* [Texte retenu]

# # # # #

DI de Bordeaux : La honte...



La honte de devoir continuer un travail de plus en plus difficile et totalement non-reconnu.

La honte de devoir aller au travail avec la peur de se faire agresser.

La honte de travailler et de se dire que la voyoucratie, a, aujourd'hui, plus de droits que le personnel.

La honte d'aller au travail et de devoir subir le diktat des directions, toujours prêt à chouchouter ses pensionnaires au détriment de la sécurité de ses agents.

La honte d'être sanctionnés si l'on a l'outrecuidance de manifester, suite aux agressions quotidiennes, qui reflètent parfaitement la société laxiste d'aujourd'hui.

La honte d'être quasiment inexistants face aux médias, quand, TOUS LES JOURS, nous subissons des agressions physiques et verbales qui sont de plus en plus violentes et sanglantes. Nous sommes la troisième force de l'ordre dans ce pays, mais pour nos dirigeants, nous sommes invisibles, les murs de nos établissements sont trop hauts. Mieux vaut parler des policiers, des gendarmes et des pompiers.

La honte de voir que notre collège, gravement brûlé, qui n'a même pas reçu la visite de notre nouveau GDS, pourtant très prompt à se faire mousser à Fresnes, dès son investiture. Et que dire de notre DAP, toujours prêt à sanctionné notre mal-être général.

# # # # #

* [Tâches à réaliser]
A - D'après le texte sur la DI de Bordeaux, quel rang le personnel occupe-t-il parmi les forces de l'ordre du pays ?
B - Reprenez le passage du texte sur la DI de Bordeaux situé entre « DI de Bordeaux » et « société laxiste d'aujourd'hui. », bornes incluses, en substituant « délinquance » à « voyoucratie ».
Les enregistrements qui suivent proviennent d'une autre source.

* [Données de compréhension de documents]
# # # # #

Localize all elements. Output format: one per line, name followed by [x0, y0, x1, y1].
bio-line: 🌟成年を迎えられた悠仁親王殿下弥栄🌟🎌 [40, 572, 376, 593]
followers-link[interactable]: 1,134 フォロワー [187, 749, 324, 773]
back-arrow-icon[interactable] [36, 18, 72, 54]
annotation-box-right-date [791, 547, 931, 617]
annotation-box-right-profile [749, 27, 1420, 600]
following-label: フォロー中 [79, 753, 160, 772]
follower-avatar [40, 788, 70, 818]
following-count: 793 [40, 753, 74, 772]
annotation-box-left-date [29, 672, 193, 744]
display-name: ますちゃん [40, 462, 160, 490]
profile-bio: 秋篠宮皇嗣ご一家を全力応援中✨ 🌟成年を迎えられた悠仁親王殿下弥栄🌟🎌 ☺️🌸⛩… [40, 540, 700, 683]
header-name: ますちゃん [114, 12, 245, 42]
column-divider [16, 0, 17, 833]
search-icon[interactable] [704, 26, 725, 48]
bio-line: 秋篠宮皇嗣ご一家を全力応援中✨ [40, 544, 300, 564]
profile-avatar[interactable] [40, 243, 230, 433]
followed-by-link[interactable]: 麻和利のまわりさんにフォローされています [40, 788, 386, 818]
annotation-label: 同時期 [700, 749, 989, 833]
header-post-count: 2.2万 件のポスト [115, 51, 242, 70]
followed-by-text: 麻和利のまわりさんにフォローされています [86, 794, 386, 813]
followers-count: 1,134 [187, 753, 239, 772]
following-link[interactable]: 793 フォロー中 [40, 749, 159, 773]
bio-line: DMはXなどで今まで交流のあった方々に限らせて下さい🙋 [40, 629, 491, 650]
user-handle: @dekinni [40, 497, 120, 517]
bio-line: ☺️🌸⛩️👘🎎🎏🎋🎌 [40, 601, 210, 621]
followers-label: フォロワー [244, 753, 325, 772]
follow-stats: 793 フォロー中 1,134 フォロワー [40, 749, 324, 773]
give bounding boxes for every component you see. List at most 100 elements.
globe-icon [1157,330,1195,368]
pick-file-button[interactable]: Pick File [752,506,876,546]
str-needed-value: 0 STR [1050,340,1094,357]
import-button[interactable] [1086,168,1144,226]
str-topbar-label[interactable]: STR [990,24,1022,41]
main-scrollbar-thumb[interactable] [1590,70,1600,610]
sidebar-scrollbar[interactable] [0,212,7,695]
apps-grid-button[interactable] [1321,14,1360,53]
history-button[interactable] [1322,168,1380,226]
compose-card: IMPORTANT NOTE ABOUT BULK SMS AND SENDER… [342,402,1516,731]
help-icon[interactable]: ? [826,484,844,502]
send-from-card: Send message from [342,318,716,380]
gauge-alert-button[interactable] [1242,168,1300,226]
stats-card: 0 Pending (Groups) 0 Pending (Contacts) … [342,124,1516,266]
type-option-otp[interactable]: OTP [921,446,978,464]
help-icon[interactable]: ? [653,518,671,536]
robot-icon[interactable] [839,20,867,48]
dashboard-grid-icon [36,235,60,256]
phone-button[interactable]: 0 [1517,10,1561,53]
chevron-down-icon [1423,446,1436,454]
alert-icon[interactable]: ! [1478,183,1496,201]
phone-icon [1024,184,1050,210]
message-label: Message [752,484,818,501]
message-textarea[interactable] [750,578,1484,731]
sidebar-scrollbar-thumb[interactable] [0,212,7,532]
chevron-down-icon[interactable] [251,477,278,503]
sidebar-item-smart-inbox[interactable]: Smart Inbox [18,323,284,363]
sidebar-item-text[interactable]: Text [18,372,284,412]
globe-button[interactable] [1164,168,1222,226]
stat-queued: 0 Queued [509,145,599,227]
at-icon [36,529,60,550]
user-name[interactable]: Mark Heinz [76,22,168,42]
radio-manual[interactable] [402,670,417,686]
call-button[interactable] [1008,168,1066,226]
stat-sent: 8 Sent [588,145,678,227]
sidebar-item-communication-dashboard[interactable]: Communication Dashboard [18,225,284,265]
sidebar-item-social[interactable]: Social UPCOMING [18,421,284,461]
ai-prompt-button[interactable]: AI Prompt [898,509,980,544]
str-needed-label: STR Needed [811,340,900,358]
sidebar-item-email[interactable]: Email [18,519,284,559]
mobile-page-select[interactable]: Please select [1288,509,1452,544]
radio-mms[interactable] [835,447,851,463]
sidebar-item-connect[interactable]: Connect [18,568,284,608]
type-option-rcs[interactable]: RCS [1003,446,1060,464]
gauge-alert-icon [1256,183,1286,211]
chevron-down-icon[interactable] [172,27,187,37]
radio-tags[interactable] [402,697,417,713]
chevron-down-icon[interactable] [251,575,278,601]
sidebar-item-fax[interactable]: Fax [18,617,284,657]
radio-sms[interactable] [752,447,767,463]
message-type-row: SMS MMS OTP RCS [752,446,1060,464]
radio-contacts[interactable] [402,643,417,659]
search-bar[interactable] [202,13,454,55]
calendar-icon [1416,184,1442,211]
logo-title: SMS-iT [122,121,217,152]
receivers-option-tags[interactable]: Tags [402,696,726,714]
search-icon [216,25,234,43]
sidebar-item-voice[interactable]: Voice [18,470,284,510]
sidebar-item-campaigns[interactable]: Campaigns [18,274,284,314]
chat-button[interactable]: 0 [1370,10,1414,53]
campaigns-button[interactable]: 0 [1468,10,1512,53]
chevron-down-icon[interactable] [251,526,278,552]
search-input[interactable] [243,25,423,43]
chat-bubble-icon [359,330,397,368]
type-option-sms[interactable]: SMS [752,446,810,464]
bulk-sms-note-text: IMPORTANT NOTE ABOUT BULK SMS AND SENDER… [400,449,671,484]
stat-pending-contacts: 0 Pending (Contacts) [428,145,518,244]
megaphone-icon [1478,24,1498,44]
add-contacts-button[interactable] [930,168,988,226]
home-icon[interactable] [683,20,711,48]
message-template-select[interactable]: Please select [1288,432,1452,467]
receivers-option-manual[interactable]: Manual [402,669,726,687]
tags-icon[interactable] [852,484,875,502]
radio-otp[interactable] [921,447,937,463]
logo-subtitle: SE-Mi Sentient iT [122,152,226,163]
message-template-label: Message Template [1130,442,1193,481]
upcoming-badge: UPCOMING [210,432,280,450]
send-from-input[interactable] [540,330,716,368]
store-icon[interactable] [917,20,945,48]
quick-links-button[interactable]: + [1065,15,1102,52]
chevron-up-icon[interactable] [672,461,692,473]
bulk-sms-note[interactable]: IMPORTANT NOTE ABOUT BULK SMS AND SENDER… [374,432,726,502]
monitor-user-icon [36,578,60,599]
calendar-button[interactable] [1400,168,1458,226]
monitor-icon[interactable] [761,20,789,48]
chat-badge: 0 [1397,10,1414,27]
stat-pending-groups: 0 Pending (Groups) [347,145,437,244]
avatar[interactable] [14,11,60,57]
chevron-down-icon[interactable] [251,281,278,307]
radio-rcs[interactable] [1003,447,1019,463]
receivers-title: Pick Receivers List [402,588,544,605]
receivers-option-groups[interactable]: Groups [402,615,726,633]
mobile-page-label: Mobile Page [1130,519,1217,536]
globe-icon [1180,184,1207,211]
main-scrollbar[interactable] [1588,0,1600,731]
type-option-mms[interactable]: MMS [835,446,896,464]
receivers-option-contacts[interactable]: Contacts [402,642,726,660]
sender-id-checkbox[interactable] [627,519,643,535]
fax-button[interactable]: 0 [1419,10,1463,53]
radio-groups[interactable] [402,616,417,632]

# # # # #

* [Réponses de l'exercice]
A - Il est la troisième force de l'ordre du pays.

B -
DI de Bordeaux : La honte...



La honte de devoir continuer un travail de plus en plus difficile et totalement non-reconnu.

La honte de devoir aller au travail avec la peur de se faire agresser.

La honte de travailler et de se dire que la délinquance, a, aujourd'hui, plus de droits que le personnel.

La honte d'aller au travail et de devoir subir le diktat des directions, toujours prêt à chouchouter ses pensionnaires au détriment de la sécurité de ses agents.

La honte d'être sanctionnés si l'on a l'outrecuidance de manifester, suite aux agressions quotidiennes, qui reflètent parfaitement la société laxiste d'aujourd'hui.